Pull each line containing "факта" out of the data and copy it.

* begin *

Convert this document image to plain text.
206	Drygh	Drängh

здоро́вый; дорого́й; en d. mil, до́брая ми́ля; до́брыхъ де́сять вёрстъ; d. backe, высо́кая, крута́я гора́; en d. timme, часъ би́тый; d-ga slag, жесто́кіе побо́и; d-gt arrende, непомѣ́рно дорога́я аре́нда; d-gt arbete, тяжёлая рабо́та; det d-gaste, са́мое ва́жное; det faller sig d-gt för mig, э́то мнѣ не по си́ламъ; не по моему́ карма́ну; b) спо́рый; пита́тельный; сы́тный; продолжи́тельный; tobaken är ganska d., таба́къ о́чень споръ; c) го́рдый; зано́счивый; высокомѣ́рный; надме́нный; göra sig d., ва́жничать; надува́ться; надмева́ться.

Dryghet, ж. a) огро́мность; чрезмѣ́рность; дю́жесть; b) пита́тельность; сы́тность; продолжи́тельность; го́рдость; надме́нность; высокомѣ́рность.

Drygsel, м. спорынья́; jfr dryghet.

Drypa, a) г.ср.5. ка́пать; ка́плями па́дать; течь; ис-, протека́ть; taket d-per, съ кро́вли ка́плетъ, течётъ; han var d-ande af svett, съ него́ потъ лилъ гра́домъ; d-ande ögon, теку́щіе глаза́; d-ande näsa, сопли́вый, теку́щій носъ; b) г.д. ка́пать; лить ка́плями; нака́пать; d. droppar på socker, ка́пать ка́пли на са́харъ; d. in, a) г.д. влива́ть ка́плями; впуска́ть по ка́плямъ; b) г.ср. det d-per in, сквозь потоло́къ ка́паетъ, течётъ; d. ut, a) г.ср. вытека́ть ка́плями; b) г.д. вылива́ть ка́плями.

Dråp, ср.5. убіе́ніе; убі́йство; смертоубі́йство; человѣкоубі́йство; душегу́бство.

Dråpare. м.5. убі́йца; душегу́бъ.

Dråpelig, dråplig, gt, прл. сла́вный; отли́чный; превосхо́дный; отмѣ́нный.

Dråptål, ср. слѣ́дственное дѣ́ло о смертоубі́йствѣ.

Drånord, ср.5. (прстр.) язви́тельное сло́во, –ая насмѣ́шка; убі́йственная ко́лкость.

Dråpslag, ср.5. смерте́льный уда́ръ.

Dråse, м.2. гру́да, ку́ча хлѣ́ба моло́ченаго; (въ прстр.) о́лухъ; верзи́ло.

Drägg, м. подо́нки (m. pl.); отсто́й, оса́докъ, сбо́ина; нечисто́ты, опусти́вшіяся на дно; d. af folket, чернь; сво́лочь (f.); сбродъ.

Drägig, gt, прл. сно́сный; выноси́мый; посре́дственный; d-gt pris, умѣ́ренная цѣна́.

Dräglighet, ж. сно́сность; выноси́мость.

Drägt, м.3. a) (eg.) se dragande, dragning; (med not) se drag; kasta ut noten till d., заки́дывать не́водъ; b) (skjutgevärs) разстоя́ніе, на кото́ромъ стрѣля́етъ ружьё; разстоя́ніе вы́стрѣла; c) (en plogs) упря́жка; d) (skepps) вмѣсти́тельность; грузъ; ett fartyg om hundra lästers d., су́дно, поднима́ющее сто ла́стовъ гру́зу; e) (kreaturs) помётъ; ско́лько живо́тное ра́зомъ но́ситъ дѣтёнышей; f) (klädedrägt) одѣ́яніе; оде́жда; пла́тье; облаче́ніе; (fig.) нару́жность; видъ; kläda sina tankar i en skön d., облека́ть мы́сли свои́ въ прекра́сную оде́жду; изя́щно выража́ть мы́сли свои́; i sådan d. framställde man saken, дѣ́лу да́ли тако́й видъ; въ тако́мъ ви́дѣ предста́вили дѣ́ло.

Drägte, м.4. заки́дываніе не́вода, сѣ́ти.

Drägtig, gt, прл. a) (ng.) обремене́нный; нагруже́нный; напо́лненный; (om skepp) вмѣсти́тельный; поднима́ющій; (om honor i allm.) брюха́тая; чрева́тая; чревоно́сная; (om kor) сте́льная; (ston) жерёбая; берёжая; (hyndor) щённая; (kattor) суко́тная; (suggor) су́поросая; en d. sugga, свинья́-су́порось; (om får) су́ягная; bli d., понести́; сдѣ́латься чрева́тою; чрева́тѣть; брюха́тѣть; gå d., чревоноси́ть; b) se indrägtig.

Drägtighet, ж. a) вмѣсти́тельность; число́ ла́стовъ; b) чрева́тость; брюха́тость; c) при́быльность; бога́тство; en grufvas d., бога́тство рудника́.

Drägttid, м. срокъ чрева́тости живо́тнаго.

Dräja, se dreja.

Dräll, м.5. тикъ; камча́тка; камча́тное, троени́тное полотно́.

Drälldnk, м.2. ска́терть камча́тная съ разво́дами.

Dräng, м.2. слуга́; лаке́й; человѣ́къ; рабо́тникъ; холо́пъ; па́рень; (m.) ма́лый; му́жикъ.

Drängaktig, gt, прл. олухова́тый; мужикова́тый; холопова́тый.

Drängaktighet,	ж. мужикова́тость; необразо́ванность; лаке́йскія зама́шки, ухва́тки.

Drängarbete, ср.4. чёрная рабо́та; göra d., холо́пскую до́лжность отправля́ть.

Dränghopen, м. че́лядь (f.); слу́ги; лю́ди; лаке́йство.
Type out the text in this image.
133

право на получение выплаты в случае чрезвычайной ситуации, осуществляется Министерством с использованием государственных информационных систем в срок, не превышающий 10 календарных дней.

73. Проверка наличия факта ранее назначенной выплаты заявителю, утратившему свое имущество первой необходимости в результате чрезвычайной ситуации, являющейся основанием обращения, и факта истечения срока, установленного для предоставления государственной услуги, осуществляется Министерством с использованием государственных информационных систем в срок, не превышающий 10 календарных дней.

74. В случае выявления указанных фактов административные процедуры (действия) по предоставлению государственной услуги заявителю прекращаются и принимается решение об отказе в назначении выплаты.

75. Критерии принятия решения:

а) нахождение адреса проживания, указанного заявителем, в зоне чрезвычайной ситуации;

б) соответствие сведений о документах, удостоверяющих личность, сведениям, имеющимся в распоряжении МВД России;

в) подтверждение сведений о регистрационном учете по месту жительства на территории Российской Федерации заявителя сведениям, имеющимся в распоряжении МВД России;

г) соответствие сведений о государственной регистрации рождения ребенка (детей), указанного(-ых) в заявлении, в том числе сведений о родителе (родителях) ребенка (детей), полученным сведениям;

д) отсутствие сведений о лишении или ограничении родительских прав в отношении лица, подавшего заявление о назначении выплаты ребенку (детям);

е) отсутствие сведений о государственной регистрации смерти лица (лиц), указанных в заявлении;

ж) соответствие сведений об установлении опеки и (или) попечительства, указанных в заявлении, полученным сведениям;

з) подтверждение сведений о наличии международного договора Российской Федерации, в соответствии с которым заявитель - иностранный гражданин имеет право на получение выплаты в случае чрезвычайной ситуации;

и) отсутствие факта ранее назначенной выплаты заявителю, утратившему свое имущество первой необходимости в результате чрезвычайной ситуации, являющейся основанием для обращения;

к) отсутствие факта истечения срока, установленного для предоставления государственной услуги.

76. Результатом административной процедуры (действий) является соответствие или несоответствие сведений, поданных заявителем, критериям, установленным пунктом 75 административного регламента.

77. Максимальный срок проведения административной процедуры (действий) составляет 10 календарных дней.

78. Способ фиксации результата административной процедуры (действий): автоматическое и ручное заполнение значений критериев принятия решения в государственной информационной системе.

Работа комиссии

* end *

OUTPUT FOR THIS TASK:
73. Проверка наличия факта ранее назначенной выплаты заявителю, утратившему свое имущество первой необходимости в результате чрезвычайной ситуации, являющейся основанием обращения, и факта истечения срока, установленного для предоставления государственной услуги, осуществляется Министерством с использованием государственных информационных систем в срок, не превышающий 10 календарных дней.
и) отсутствие факта ранее назначенной выплаты заявителю, утратившему свое имущество первой необходимости в результате чрезвычайной ситуации, являющейся основанием для обращения;
к) отсутствие факта истечения срока, установленного для предоставления государственной услуги.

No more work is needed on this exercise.